Return the number of lines in which the word "name" appears; add nothing else.
* Start RECORDS FOR THIS EXERCISE *
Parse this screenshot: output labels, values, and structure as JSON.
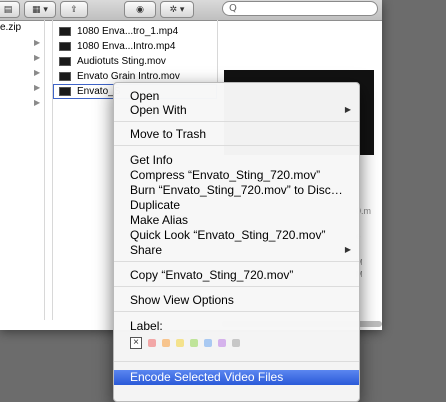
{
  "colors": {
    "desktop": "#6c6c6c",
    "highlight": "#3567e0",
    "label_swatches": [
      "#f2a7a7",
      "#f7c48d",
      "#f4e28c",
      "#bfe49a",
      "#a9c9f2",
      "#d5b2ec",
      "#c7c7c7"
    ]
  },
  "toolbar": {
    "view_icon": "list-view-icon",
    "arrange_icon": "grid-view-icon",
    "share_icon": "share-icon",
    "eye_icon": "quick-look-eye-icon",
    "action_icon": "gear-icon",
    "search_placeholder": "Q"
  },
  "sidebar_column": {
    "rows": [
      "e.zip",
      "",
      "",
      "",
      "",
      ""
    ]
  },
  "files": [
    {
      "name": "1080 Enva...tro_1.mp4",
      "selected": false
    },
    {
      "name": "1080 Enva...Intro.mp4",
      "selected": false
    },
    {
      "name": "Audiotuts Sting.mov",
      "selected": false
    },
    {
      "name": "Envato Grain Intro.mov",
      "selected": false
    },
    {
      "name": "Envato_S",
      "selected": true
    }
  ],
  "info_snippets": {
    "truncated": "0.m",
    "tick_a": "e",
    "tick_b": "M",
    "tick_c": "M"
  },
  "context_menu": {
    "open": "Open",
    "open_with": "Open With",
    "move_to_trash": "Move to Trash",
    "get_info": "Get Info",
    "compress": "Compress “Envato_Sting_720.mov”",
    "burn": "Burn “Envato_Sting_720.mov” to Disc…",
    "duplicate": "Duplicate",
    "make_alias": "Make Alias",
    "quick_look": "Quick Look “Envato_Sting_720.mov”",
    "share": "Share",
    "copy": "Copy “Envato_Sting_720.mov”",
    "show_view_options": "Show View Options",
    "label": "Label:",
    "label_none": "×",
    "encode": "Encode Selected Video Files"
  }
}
* End RECORDS FOR THIS EXERCISE *
- [SOLUTION TO THIS TASK]:
5